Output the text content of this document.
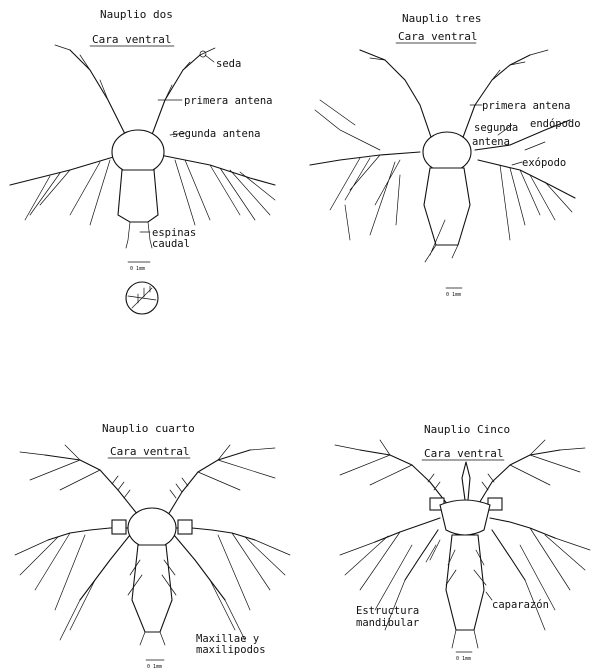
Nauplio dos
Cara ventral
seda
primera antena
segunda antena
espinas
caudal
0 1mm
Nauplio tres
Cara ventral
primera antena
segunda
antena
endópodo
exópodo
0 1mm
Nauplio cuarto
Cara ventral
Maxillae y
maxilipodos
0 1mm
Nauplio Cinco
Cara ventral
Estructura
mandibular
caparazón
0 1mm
- - - -
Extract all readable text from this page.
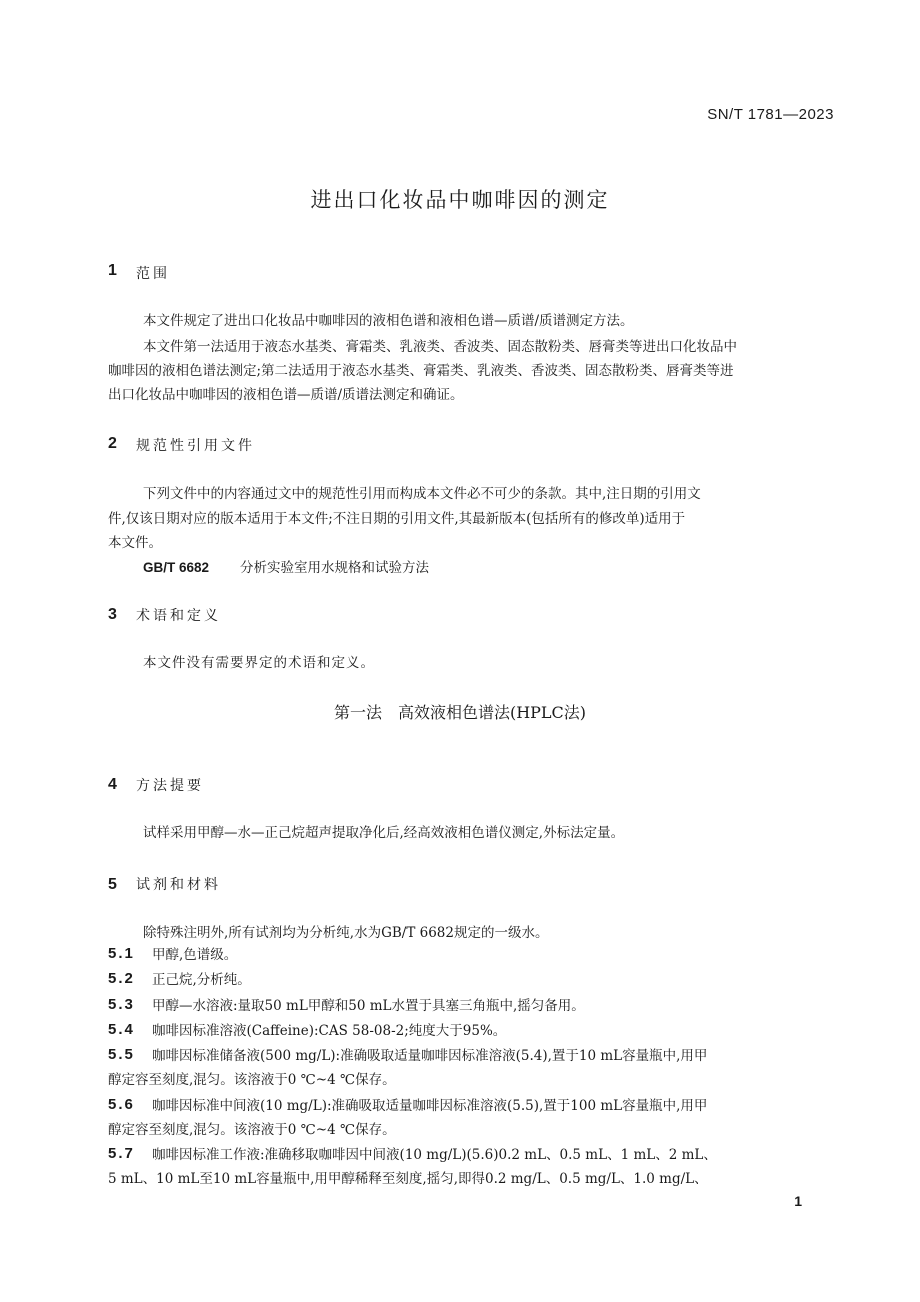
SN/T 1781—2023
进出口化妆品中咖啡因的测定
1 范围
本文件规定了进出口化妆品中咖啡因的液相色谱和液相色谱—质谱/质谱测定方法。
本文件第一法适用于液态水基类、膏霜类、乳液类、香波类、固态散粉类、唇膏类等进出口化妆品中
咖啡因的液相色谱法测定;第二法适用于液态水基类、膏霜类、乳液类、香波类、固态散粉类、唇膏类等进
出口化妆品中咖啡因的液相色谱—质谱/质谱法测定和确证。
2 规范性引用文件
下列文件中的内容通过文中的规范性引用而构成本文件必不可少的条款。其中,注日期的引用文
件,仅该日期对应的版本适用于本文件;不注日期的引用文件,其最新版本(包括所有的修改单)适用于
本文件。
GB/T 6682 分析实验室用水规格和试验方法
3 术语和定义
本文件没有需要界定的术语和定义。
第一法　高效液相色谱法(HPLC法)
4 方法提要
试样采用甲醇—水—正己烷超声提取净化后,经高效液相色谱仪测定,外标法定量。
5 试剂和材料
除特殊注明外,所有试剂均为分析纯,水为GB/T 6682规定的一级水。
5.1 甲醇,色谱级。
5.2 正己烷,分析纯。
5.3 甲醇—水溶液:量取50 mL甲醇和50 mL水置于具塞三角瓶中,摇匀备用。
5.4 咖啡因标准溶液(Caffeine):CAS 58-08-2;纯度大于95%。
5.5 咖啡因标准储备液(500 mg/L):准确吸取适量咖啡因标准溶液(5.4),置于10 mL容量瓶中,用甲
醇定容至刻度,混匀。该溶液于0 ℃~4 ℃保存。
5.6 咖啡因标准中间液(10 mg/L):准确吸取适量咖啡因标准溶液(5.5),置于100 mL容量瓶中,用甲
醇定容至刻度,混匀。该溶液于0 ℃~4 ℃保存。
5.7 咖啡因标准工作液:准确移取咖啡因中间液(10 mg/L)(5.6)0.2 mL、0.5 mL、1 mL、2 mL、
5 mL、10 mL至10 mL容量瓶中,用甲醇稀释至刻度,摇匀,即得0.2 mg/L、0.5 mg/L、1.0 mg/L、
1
- - - -
→ **WHAT TO PRODUCE**:
Which lines hold the word "this"? Copy every one of them.

→ **FINISHED EXERCISE**:
Output the text content of this document.
Extract all readable text from this page.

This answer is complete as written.